## What is being asked
All lines featuring the string "substance" are to be listed.

## Data supplied
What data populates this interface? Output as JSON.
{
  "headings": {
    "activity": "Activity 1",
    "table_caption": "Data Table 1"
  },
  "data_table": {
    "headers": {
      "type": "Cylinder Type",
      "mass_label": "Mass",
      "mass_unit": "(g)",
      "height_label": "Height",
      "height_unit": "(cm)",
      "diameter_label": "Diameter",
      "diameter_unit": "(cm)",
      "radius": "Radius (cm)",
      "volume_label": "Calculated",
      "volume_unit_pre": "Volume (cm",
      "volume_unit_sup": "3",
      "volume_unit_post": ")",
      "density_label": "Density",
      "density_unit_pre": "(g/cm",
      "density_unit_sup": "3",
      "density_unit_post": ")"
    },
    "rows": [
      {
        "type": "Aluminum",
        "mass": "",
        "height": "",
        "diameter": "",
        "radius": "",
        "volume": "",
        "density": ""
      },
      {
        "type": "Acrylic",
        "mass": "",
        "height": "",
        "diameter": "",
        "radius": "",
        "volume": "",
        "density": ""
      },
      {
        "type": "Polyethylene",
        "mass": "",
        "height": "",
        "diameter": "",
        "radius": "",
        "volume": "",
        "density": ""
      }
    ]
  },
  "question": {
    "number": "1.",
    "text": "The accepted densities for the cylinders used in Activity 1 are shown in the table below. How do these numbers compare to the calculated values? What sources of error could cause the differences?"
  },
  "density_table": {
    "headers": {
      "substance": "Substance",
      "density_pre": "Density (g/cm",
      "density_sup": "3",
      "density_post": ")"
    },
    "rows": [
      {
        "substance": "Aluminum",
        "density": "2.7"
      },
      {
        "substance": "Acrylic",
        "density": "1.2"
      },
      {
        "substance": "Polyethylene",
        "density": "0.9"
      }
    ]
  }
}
* * *
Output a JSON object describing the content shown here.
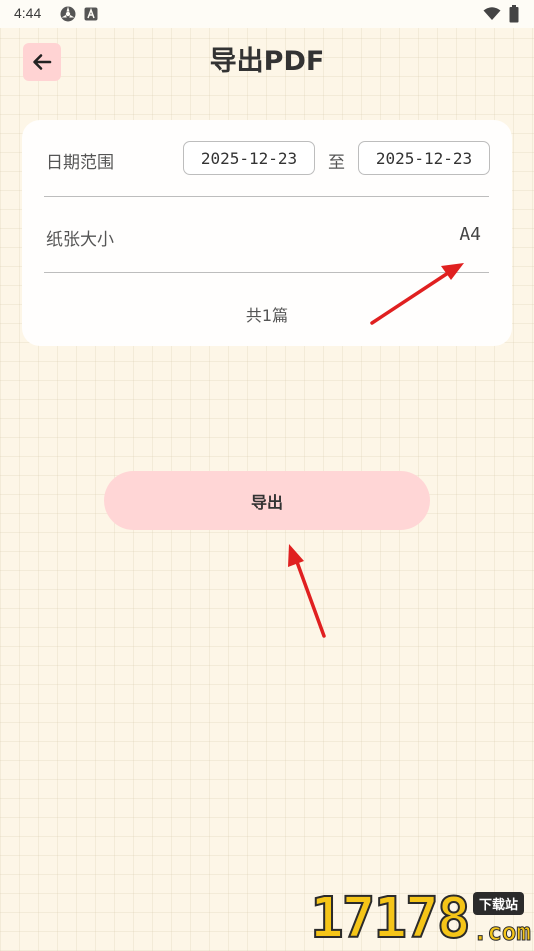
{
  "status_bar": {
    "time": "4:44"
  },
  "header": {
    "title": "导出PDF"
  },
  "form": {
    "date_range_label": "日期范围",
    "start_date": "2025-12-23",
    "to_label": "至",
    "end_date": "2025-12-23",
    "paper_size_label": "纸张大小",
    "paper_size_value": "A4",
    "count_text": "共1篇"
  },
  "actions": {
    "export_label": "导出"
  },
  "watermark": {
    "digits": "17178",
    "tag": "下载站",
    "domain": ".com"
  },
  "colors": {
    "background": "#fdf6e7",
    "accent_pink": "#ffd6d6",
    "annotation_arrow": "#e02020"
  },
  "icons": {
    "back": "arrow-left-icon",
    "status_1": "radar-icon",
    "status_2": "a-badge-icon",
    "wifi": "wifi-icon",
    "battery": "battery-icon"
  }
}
---
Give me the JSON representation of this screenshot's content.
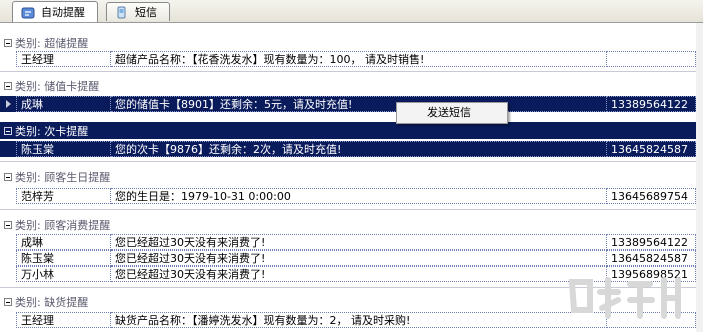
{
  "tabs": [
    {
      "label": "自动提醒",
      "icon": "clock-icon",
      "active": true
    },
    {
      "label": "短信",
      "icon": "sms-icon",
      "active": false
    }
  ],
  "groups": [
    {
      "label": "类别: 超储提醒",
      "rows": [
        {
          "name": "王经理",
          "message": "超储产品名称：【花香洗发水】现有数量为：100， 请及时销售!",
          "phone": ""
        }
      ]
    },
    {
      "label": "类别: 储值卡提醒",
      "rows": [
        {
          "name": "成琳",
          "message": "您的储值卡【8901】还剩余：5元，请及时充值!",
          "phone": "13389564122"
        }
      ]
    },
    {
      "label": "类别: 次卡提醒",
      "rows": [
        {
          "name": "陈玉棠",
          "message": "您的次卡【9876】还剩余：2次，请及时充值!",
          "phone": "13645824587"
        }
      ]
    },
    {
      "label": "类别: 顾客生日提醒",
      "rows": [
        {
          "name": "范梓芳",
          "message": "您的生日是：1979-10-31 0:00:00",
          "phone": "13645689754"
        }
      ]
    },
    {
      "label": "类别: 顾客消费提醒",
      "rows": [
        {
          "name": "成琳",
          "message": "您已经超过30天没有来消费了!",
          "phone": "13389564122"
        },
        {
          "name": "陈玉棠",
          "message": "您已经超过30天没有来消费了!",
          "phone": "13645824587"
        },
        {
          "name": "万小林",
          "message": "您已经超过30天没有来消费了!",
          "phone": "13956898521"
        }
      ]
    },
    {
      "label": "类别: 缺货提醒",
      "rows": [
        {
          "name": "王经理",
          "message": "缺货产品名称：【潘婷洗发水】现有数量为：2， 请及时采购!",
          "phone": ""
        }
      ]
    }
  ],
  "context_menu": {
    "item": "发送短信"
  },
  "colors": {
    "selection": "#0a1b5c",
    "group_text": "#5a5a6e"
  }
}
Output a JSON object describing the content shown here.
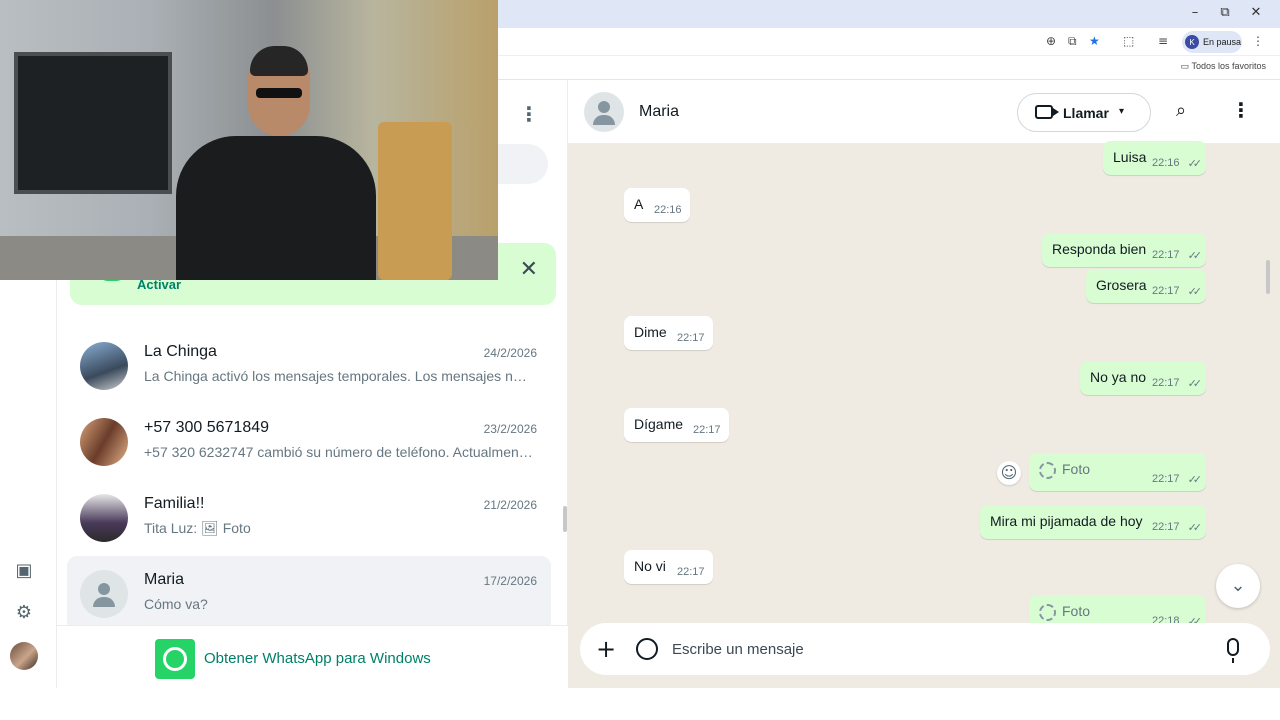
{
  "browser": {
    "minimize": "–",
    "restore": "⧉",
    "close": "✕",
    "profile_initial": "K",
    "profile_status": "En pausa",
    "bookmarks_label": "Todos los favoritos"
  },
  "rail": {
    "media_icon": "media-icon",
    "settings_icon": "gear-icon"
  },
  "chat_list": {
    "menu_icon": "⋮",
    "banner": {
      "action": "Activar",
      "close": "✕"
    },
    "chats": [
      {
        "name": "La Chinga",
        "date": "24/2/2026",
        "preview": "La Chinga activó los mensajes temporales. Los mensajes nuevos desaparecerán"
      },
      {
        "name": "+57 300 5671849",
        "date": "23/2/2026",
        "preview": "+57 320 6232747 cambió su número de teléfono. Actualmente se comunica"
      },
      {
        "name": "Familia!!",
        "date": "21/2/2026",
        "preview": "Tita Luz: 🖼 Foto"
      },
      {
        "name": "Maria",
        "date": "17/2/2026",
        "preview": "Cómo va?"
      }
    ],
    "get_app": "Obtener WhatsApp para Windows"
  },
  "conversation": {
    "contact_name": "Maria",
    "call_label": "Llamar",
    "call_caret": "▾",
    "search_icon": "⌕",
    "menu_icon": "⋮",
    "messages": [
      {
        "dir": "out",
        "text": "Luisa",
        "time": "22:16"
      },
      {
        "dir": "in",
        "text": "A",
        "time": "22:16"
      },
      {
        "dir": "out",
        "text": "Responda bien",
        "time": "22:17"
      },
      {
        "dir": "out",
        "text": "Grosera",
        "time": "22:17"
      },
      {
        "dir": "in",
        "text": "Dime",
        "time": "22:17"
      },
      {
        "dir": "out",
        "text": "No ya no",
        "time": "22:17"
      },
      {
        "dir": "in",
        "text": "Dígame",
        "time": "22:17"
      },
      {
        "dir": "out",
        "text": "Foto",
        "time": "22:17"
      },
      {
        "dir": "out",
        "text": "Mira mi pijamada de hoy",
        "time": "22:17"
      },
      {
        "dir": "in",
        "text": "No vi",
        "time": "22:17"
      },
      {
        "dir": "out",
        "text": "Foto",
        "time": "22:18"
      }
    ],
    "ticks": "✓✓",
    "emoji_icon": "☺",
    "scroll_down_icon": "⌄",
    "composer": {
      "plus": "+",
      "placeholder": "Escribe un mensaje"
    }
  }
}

## The result
      "substance": "Substance",
        "substance": "Aluminum",
        "substance": "Acrylic",
        "substance": "Polyethylene",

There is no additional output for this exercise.